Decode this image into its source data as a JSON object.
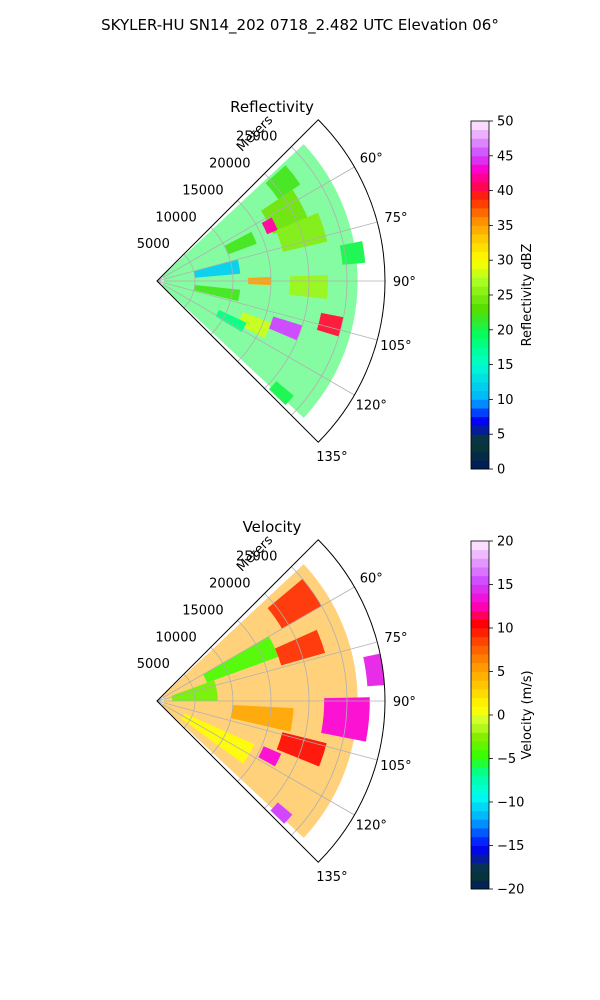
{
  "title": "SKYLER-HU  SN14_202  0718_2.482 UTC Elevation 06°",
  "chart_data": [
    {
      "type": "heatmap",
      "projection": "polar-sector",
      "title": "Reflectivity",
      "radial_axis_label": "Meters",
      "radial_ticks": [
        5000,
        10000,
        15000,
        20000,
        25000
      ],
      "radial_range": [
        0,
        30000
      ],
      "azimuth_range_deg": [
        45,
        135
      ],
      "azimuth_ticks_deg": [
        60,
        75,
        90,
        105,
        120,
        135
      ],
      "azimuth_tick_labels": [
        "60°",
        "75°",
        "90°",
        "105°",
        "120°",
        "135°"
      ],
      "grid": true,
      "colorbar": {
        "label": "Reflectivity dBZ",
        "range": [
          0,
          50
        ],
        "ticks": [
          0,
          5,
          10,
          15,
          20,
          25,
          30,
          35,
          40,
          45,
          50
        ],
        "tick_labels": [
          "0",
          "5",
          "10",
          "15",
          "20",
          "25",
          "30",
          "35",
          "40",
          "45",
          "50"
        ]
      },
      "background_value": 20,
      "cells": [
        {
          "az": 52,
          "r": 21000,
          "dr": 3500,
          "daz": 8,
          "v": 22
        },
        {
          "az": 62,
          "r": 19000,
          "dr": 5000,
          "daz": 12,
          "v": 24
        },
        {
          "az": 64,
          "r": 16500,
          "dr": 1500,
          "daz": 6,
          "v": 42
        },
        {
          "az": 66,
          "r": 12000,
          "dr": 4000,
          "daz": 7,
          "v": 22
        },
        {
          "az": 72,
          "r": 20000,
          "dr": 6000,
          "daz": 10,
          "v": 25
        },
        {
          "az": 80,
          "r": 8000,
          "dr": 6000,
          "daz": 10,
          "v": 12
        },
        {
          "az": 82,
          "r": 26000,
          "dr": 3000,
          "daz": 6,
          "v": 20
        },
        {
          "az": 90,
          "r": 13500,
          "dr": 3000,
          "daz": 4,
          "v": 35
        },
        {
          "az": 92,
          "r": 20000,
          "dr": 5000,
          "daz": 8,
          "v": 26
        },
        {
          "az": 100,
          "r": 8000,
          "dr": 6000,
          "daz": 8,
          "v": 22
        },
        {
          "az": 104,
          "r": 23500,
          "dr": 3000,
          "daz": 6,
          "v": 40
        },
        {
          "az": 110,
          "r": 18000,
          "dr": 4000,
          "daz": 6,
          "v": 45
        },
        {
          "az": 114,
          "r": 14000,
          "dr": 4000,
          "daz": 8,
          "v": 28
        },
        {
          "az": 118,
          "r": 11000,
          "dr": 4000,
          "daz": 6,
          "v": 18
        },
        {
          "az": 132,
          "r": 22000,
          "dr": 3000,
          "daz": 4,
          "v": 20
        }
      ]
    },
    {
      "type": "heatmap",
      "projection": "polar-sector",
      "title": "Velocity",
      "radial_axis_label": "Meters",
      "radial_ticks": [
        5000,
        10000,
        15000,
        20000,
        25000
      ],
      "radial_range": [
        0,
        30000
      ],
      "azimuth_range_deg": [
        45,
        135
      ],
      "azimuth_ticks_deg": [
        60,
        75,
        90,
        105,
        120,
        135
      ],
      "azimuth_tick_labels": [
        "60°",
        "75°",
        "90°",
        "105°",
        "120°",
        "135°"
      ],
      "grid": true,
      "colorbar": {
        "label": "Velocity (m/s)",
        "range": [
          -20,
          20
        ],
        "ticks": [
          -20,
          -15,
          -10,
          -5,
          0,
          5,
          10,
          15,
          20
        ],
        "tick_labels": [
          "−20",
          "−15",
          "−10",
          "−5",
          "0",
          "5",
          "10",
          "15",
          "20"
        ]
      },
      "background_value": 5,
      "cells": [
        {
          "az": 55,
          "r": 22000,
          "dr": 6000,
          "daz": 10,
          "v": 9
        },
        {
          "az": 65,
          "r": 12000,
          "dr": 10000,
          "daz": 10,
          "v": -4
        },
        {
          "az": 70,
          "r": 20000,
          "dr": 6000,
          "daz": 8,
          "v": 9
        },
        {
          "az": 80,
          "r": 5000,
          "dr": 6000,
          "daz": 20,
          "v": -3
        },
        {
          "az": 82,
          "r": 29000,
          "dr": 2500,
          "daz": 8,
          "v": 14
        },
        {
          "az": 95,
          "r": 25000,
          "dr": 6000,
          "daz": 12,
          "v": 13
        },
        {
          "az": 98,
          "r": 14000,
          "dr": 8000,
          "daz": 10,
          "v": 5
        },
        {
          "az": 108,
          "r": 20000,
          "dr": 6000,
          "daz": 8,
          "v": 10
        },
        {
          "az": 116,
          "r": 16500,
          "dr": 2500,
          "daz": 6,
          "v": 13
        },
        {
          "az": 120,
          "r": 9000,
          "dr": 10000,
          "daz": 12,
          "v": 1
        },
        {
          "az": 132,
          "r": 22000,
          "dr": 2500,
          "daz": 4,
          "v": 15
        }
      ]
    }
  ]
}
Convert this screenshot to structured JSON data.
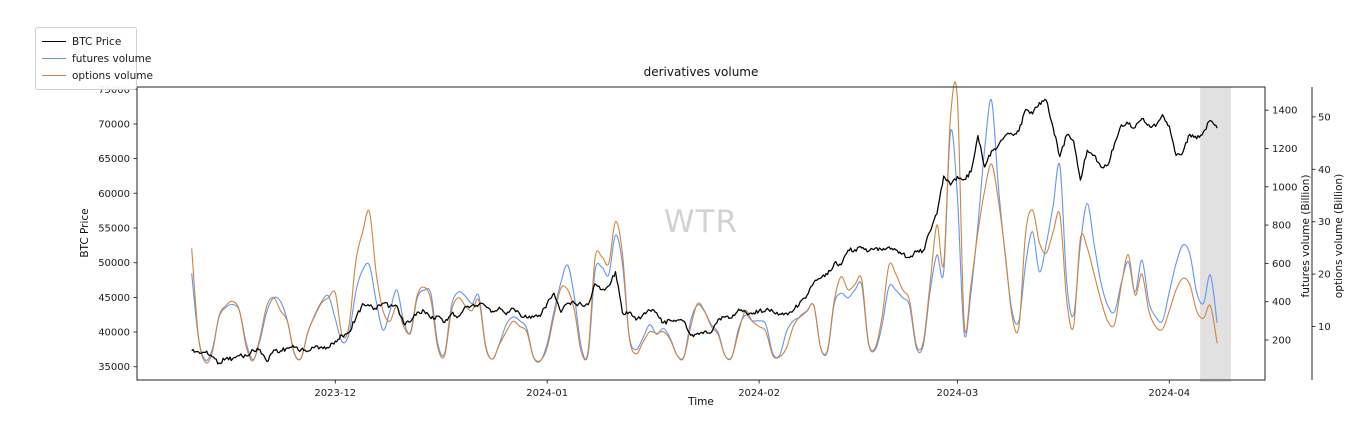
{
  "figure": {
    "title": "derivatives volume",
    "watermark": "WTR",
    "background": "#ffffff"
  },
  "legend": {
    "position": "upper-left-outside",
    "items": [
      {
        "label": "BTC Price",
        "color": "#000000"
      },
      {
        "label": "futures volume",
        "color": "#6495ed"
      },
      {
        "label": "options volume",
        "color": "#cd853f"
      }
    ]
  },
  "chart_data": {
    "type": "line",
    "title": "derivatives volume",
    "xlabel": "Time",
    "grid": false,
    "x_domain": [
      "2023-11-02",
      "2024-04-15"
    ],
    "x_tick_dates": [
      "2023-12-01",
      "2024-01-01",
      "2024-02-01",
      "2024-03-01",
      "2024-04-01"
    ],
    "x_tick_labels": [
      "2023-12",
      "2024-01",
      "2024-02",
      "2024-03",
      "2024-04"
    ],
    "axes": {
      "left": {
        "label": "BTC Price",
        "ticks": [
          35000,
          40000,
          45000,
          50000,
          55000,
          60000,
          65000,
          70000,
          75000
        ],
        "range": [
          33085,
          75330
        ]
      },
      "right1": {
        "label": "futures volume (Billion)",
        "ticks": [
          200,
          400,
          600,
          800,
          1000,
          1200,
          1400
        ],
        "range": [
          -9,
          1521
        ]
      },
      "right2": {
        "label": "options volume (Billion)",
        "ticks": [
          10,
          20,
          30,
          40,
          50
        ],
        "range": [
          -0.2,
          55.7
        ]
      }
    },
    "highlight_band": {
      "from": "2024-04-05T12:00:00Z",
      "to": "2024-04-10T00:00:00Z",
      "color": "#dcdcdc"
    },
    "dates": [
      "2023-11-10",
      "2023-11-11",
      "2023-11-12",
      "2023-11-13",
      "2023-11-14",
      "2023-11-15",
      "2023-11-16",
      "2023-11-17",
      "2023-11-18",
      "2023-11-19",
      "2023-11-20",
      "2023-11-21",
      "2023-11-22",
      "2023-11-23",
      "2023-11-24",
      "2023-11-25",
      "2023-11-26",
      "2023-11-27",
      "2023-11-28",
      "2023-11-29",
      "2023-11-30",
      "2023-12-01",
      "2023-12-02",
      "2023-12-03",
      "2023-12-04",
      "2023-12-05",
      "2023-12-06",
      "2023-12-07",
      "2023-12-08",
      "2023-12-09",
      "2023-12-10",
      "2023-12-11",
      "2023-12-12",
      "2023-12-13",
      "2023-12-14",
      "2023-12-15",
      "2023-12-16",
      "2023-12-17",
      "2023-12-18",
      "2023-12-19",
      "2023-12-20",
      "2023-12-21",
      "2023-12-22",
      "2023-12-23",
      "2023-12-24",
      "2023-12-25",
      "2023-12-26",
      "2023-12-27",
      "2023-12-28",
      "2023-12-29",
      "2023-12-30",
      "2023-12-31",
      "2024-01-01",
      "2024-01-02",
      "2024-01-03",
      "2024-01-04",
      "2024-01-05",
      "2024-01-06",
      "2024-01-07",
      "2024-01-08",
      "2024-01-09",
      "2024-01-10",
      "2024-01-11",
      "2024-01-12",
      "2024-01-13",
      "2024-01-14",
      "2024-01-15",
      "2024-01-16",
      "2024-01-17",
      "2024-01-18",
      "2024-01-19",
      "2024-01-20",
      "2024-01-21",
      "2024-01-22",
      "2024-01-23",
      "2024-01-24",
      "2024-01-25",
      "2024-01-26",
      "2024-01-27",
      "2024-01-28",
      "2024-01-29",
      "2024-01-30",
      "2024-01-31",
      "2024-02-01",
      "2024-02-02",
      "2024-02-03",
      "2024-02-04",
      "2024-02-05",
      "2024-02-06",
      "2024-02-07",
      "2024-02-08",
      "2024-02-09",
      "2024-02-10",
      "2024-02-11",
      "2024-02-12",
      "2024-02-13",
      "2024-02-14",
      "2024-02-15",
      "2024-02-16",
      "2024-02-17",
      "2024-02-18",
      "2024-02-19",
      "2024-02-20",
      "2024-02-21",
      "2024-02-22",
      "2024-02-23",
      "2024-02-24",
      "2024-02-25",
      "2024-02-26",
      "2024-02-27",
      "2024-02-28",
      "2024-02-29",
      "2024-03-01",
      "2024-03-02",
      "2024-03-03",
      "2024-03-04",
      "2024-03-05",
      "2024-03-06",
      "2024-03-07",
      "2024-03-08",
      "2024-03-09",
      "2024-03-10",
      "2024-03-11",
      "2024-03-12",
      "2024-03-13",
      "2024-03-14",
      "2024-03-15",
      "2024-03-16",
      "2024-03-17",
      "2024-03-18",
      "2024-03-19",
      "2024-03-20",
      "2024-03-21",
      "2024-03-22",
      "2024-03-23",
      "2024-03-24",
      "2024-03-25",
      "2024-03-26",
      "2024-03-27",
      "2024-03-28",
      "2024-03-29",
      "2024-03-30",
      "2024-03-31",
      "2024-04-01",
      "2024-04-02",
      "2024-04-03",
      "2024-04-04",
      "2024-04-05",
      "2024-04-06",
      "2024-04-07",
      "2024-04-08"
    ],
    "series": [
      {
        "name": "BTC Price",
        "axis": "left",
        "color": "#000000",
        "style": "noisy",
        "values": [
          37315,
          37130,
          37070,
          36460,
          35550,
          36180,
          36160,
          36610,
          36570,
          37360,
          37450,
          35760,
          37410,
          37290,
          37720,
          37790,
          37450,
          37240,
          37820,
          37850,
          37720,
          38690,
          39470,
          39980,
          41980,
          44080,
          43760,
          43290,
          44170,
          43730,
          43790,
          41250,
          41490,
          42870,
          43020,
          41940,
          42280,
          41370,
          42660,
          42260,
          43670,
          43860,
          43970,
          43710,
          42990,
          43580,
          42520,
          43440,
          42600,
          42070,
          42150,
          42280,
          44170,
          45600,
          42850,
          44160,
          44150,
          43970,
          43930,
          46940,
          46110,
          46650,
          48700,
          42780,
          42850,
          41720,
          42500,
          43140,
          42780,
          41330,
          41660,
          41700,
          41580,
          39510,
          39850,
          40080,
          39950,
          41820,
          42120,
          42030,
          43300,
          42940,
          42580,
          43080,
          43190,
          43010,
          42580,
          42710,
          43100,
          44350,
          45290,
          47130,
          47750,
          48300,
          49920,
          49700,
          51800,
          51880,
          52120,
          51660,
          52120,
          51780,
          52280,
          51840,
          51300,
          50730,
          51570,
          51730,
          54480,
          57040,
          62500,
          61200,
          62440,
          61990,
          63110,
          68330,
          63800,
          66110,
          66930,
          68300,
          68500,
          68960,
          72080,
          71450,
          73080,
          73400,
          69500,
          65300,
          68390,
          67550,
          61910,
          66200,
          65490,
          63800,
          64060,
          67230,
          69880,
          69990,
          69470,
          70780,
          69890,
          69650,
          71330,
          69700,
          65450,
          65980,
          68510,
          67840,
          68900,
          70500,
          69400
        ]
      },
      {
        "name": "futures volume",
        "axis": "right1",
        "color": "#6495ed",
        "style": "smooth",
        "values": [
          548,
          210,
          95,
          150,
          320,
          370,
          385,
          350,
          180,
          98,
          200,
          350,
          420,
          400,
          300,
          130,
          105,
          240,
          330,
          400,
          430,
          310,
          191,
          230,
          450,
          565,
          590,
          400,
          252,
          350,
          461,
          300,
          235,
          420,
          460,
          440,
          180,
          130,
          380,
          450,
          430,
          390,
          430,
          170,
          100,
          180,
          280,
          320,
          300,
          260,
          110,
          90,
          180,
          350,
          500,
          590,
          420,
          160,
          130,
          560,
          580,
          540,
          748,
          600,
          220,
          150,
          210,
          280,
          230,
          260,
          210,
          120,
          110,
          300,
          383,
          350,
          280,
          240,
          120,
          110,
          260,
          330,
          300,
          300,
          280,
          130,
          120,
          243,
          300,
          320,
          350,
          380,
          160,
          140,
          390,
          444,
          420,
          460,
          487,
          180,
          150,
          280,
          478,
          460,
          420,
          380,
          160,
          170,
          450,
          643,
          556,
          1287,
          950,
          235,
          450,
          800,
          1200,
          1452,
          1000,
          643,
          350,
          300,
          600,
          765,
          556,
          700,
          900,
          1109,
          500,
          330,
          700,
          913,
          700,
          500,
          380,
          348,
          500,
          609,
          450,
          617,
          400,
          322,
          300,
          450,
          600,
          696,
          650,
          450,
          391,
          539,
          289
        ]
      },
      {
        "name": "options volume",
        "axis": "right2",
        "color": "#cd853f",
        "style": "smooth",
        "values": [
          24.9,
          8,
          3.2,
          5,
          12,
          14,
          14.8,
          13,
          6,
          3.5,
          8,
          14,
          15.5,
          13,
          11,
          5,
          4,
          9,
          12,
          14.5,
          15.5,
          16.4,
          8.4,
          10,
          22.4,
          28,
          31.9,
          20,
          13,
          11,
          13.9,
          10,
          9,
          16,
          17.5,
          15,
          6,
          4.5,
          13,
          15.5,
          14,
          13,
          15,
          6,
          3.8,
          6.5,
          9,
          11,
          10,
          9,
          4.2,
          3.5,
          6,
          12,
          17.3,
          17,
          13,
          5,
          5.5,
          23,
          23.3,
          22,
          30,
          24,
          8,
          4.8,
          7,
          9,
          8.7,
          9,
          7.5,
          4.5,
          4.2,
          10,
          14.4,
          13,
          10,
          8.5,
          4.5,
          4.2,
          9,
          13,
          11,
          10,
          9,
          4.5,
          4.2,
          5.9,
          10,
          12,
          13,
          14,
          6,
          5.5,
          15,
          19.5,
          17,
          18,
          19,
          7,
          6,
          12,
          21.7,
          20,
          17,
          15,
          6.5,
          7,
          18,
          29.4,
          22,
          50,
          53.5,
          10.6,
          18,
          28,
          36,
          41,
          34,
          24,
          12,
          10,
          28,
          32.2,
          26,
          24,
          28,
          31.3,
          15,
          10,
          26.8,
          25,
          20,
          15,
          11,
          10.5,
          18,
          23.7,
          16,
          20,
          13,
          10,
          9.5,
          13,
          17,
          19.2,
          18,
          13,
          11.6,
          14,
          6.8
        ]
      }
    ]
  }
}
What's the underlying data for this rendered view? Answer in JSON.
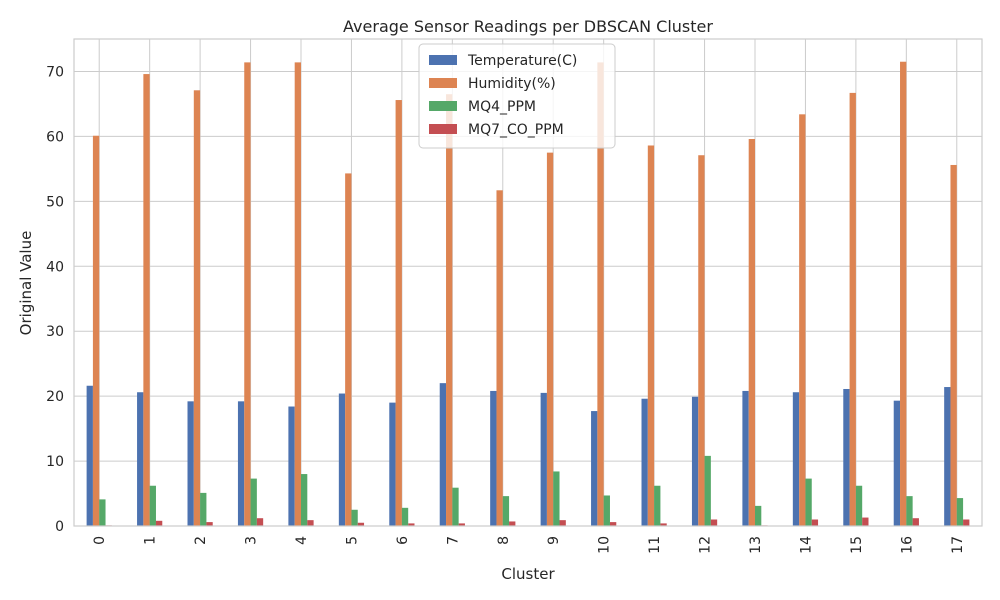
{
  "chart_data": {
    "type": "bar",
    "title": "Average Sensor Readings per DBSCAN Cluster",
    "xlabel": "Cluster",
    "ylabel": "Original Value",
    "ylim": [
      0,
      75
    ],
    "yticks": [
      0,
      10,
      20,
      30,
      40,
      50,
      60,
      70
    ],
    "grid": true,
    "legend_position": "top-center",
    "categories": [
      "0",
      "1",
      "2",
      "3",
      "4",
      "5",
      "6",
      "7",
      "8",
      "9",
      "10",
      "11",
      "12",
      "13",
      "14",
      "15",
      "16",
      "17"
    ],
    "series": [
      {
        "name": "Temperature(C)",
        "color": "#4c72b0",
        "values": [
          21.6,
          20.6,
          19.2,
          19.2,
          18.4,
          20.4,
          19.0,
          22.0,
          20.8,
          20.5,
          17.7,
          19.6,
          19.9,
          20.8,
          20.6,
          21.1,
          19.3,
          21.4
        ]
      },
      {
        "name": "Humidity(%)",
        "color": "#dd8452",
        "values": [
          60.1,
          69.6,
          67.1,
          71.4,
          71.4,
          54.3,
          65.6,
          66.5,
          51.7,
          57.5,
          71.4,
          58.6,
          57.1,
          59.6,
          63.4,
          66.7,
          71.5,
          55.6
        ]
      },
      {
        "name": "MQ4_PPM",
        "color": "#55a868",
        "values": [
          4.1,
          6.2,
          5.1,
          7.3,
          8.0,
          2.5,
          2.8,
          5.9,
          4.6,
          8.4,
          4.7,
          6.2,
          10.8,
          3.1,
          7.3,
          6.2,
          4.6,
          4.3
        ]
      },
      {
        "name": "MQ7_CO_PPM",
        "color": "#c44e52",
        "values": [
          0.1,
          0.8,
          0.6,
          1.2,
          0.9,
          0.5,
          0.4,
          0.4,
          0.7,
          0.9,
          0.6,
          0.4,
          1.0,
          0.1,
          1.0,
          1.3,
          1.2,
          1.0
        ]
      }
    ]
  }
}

——

* [WHAT IS ASKED]: Across the records, how many lines contain "grid"? Only the number should be given.

* [RESULT BELOW]: 4